#### SET EXERCISE
Every line of the material is to be quoted verbatim, minus the pictures.

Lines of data
+-------+

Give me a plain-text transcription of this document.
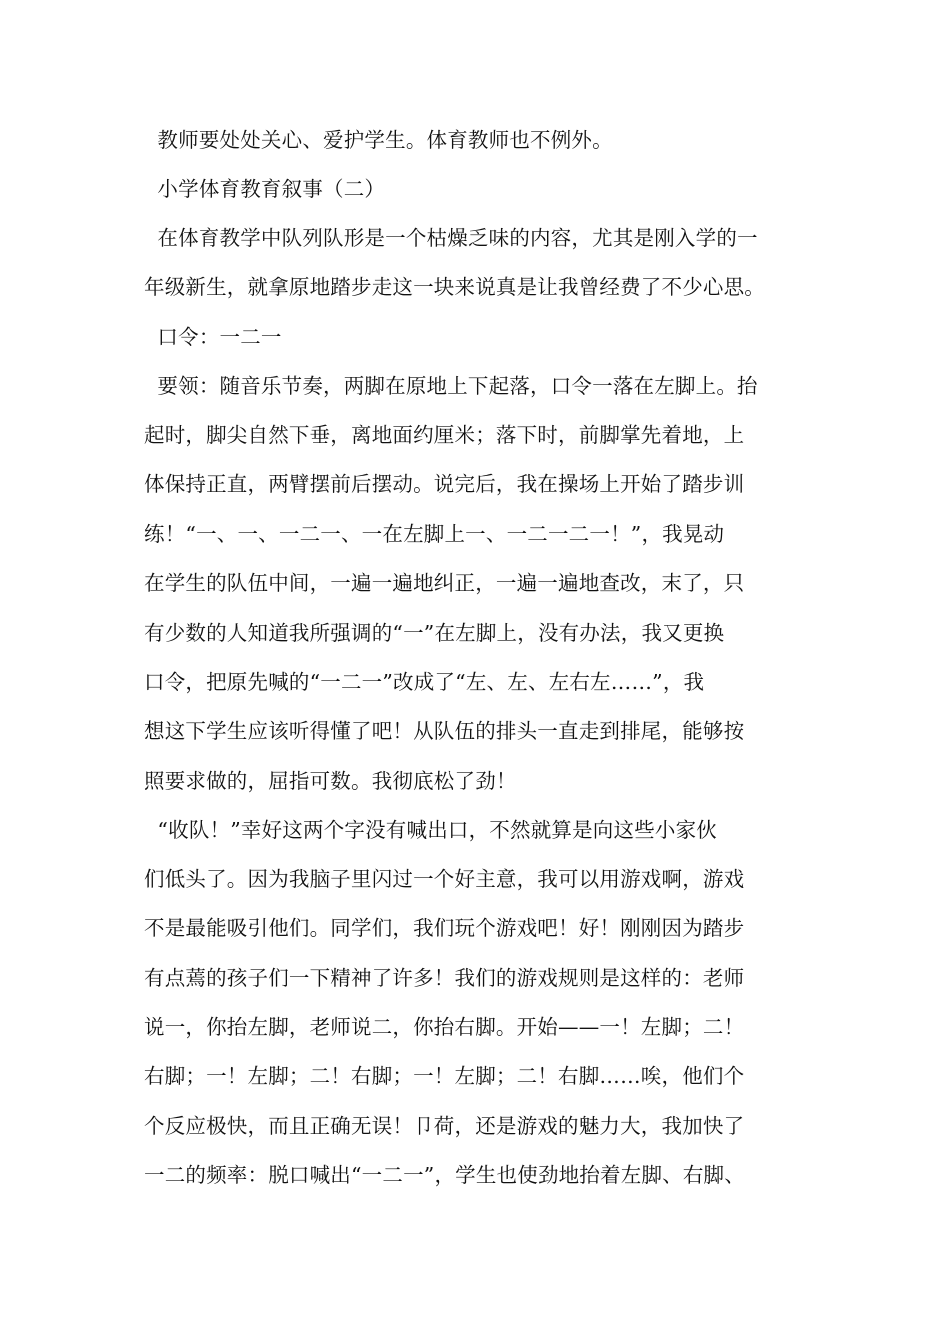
教师要处处关心、爱护学生。体育教师也不例外。
小学体育教育叙事（二）
在体育教学中队列队形是一个枯燥乏味的内容，尤其是刚入学的一
年级新生，就拿原地踏步走这一块来说真是让我曾经费了不少心思。
口令：一二一
要领：随音乐节奏，两脚在原地上下起落，口令一落在左脚上。抬
起时，脚尖自然下垂，离地面约厘米；落下时，前脚掌先着地，上
体保持正直，两臂摆前后摆动。说完后，我在操场上开始了踏步训
练！“一、一、一二一、一在左脚上一、一二一二一！”，我晃动
在学生的队伍中间，一遍一遍地纠正，一遍一遍地查改，末了，只
有少数的人知道我所强调的“一”在左脚上，没有办法，我又更换
口令，把原先喊的“一二一”改成了“左、左、左右左……”，我
想这下学生应该听得懂了吧！从队伍的排头一直走到排尾，能够按
照要求做的，屈指可数。我彻底松了劲！
“收队！”幸好这两个字没有喊出口，不然就算是向这些小家伙
们低头了。因为我脑子里闪过一个好主意，我可以用游戏啊，游戏
不是最能吸引他们。同学们，我们玩个游戏吧！好！刚刚因为踏步
有点蔫的孩子们一下精神了许多！我们的游戏规则是这样的：老师
说一，你抬左脚，老师说二，你抬右脚。开始——一！左脚；二！
右脚；一！左脚；二！右脚；一！左脚；二！右脚……唉，他们个
个反应极快，而且正确无误！卩荷，还是游戏的魅力大，我加快了
一二的频率：脱口喊出“一二一”，学生也使劲地抬着左脚、右脚、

+-------+

#### ANSWER TO THE EXERCISE
Give me a plain-text transcription of this document.
教师要处处关心、爱护学生。体育教师也不例外。
小学体育教育叙事（二）
在体育教学中队列队形是一个枯燥乏味的内容，尤其是刚入学的一
年级新生，就拿原地踏步走这一块来说真是让我曾经费了不少心思。
口令：一二一
要领：随音乐节奏，两脚在原地上下起落，口令一落在左脚上。抬
起时，脚尖自然下垂，离地面约厘米；落下时，前脚掌先着地，上
体保持正直，两臂摆前后摆动。说完后，我在操场上开始了踏步训
练！“一、一、一二一、一在左脚上一、一二一二一！”，我晃动
在学生的队伍中间，一遍一遍地纠正，一遍一遍地查改，末了，只
有少数的人知道我所强调的“一”在左脚上，没有办法，我又更换
口令，把原先喊的“一二一”改成了“左、左、左右左……”，我
想这下学生应该听得懂了吧！从队伍的排头一直走到排尾，能够按
照要求做的，屈指可数。我彻底松了劲！
“收队！”幸好这两个字没有喊出口，不然就算是向这些小家伙
们低头了。因为我脑子里闪过一个好主意，我可以用游戏啊，游戏
不是最能吸引他们。同学们，我们玩个游戏吧！好！刚刚因为踏步
有点蔫的孩子们一下精神了许多！我们的游戏规则是这样的：老师
说一，你抬左脚，老师说二，你抬右脚。开始——一！左脚；二！
右脚；一！左脚；二！右脚；一！左脚；二！右脚……唉，他们个
个反应极快，而且正确无误！卩荷，还是游戏的魅力大，我加快了
一二的频率：脱口喊出“一二一”，学生也使劲地抬着左脚、右脚、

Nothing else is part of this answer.